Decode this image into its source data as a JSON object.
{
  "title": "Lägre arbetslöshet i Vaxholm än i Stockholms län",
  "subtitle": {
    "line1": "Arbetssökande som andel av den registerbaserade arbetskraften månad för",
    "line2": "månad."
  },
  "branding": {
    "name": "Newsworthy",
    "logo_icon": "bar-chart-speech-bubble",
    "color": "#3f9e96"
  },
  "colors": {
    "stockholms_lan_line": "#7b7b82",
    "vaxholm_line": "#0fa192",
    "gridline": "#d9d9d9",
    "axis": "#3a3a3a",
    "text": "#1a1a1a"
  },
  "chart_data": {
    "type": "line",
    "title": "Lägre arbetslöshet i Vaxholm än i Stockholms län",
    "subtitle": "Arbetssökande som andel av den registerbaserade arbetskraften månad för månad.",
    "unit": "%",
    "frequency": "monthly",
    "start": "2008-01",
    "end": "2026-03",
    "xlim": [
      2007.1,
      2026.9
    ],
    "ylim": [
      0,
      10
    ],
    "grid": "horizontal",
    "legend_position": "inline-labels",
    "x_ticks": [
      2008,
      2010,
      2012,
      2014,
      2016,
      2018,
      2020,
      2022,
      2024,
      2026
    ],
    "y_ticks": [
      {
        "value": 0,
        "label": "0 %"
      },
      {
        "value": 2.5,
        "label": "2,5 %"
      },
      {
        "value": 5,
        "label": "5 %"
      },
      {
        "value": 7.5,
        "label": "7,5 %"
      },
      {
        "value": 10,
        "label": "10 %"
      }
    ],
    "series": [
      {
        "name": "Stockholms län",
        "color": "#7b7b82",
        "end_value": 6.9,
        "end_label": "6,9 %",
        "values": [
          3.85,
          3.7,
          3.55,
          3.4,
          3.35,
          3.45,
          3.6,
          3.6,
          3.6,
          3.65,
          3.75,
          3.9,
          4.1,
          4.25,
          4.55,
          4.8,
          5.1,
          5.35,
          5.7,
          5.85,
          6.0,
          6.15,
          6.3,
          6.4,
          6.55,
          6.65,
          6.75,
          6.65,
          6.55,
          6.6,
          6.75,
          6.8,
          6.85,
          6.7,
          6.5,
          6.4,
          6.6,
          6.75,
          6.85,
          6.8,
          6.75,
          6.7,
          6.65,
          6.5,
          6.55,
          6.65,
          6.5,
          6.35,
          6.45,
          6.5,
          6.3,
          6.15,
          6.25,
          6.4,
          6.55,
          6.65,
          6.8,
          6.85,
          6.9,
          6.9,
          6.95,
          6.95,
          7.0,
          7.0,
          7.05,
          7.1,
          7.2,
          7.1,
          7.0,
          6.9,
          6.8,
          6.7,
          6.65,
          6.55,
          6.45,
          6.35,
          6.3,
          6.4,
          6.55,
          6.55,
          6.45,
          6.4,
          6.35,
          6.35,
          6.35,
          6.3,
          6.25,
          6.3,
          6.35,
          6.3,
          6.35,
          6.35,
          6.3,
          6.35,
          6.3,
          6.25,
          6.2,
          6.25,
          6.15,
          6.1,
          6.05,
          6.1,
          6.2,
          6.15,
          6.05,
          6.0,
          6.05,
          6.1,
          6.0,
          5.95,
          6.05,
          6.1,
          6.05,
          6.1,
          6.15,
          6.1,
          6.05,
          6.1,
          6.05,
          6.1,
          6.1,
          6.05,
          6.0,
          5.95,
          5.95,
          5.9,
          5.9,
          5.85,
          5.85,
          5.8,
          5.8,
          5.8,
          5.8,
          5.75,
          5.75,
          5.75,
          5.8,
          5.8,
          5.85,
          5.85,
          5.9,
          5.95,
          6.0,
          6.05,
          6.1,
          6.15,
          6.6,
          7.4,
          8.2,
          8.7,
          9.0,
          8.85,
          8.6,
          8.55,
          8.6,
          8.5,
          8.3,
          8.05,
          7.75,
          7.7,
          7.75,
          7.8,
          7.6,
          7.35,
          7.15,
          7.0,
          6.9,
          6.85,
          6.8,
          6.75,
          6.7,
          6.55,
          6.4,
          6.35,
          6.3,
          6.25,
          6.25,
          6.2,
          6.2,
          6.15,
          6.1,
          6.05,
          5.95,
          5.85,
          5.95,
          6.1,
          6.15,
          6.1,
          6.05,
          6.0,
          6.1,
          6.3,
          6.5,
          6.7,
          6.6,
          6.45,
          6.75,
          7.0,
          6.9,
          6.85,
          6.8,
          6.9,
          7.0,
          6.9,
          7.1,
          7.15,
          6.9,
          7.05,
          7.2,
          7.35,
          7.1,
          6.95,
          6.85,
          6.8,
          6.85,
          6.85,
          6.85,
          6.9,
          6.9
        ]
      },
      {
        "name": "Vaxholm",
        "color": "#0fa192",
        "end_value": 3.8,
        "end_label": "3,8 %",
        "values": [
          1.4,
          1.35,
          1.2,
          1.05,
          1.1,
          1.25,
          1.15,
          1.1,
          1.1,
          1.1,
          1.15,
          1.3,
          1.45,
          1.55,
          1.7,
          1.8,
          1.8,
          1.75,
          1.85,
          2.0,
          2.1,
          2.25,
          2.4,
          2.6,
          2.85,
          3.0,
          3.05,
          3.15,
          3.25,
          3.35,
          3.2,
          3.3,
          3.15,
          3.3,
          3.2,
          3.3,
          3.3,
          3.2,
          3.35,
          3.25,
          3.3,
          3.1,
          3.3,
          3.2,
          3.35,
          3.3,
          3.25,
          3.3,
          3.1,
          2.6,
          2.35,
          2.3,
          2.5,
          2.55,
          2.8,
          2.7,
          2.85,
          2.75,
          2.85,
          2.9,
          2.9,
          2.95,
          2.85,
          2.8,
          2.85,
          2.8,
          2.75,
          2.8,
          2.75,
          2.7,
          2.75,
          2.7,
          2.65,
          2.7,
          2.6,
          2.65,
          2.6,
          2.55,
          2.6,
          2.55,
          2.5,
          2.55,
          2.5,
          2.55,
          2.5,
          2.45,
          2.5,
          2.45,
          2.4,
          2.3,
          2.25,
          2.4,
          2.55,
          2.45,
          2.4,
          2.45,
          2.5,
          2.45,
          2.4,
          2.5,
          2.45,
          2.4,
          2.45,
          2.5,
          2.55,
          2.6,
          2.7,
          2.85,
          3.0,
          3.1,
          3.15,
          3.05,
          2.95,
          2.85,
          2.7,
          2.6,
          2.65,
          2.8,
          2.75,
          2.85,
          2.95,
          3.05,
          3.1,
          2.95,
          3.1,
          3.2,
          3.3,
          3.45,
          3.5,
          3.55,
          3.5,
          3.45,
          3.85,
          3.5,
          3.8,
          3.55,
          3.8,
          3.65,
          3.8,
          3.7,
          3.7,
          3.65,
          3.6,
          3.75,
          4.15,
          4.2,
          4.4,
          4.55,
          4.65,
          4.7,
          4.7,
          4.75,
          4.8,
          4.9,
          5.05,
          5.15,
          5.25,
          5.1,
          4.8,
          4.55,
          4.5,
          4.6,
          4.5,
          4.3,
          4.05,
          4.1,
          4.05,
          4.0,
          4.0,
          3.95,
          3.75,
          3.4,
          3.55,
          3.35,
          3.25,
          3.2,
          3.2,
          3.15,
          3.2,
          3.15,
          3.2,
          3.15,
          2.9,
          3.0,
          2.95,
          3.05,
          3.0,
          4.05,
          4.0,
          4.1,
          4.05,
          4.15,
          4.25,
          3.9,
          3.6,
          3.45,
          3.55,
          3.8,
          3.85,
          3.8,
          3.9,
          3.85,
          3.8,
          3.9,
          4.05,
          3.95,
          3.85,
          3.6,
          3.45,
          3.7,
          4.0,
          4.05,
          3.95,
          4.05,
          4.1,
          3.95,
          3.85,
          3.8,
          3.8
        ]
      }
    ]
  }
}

######

From the records above, pull out each line that has "arbetslöshet".

  "title": "Lägre arbetslöshet i Vaxholm än i Stockholms län",
    "title": "Lägre arbetslöshet i Vaxholm än i Stockholms län",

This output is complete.